*GOAL*. Answer with nothing but a number: how many lines include the word "Unconfident"?

*RECORDS TO USE*.
┄┄┄┄┄┄┄┄┄┄
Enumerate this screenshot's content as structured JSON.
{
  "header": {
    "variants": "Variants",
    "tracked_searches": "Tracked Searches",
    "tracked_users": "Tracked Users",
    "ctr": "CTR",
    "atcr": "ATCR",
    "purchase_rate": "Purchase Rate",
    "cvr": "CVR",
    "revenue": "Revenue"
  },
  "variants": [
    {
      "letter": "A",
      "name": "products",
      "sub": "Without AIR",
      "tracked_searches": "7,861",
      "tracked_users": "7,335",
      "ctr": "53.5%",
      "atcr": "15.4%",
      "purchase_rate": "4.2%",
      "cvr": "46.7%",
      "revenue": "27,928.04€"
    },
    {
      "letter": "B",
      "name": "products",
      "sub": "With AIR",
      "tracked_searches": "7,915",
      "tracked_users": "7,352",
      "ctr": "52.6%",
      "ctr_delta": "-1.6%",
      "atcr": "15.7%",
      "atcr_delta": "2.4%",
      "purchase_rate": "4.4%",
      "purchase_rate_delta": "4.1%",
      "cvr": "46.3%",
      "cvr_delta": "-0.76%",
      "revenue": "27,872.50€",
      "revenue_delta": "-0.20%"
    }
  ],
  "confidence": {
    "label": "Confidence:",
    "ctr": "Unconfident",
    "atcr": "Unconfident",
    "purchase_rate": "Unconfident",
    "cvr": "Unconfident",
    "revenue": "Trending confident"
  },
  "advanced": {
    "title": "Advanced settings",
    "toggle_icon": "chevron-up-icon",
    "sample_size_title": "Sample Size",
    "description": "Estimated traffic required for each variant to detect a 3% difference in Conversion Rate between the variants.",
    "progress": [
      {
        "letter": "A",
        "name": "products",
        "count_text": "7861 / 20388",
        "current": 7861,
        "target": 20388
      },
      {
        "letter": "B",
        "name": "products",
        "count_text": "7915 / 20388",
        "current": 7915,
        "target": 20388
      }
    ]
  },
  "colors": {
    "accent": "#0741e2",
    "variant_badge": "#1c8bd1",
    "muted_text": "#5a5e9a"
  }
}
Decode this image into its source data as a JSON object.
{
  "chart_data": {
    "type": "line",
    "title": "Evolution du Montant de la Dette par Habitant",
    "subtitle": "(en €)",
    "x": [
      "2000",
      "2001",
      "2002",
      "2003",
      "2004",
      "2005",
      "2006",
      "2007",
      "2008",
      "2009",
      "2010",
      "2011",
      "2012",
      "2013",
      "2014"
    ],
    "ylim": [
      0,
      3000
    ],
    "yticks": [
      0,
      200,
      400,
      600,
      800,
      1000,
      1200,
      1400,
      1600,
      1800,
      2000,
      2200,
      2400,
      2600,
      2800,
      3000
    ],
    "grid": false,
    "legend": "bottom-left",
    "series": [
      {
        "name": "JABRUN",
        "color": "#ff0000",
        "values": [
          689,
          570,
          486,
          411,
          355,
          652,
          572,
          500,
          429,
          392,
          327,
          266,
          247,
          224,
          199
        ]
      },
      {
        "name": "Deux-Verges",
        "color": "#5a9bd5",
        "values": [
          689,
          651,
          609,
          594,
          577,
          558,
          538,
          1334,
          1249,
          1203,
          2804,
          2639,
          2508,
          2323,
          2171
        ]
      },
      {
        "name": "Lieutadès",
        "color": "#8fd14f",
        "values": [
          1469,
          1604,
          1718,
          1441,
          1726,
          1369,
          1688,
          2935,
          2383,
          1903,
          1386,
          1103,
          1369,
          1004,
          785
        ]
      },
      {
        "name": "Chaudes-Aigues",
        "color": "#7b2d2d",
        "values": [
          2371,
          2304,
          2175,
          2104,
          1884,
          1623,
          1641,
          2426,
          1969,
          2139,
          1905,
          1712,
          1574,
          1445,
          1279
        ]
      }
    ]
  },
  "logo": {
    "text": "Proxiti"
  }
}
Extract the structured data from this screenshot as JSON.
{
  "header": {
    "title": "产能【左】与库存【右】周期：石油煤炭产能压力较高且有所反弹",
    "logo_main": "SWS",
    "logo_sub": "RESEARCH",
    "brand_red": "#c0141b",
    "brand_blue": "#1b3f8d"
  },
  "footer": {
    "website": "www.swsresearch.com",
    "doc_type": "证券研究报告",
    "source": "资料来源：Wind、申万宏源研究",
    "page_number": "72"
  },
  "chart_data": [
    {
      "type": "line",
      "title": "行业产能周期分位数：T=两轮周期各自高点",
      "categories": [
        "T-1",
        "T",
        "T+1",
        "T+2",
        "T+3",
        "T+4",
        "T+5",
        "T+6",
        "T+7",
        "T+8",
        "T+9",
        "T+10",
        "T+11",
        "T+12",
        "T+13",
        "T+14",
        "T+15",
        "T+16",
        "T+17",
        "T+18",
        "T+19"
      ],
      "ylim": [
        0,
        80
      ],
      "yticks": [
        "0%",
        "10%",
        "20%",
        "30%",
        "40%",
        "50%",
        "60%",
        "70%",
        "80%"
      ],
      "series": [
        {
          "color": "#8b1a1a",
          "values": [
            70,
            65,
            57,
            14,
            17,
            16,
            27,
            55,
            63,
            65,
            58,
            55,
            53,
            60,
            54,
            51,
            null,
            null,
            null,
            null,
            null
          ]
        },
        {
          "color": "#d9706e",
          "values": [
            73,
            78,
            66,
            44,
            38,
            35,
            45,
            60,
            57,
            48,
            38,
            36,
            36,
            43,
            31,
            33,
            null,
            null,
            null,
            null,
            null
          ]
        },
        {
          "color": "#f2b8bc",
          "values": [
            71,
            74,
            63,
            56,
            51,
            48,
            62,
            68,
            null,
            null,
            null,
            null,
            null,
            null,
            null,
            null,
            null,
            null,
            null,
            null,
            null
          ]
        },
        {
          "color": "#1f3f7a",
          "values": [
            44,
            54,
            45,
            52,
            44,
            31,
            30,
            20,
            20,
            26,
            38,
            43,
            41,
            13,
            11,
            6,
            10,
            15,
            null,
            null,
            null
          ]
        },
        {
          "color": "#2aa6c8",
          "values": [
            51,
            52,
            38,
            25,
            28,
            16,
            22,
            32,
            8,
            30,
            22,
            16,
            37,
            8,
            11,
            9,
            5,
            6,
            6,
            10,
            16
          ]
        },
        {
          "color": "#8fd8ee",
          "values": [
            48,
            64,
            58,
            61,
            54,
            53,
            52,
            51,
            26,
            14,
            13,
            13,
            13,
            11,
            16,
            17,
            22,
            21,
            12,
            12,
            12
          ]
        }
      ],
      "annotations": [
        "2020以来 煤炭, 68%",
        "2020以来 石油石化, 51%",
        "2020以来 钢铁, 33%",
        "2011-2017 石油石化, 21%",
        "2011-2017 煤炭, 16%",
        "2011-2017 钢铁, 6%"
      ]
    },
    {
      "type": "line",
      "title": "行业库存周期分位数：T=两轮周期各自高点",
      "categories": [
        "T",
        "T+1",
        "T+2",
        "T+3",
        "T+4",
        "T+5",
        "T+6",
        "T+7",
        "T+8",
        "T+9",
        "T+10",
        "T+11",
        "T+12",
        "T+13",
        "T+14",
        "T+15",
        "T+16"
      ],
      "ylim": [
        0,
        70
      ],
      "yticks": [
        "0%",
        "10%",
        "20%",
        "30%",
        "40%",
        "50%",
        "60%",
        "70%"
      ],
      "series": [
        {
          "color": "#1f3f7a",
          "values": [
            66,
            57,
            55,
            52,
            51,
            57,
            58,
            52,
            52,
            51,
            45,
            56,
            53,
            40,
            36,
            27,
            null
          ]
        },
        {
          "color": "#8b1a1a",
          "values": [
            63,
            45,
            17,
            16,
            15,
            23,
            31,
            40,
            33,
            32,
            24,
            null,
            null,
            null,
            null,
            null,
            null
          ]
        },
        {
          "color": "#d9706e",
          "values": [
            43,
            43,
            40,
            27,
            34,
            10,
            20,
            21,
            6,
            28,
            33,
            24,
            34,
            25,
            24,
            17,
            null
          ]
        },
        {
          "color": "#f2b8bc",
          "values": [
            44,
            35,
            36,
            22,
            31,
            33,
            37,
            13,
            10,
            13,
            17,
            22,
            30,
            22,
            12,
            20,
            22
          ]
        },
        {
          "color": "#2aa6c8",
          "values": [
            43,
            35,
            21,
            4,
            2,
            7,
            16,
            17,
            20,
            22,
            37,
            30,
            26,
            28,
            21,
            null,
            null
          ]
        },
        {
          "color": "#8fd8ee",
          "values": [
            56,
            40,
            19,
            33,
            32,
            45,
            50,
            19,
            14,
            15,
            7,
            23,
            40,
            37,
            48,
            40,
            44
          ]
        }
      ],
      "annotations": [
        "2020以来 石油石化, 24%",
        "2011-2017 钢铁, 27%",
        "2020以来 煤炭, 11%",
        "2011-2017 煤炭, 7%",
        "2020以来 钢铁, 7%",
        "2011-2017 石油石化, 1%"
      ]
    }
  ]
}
┄┄┄┄┄┄┄┄┄┄
*EXERCISE OUTPUT*. 4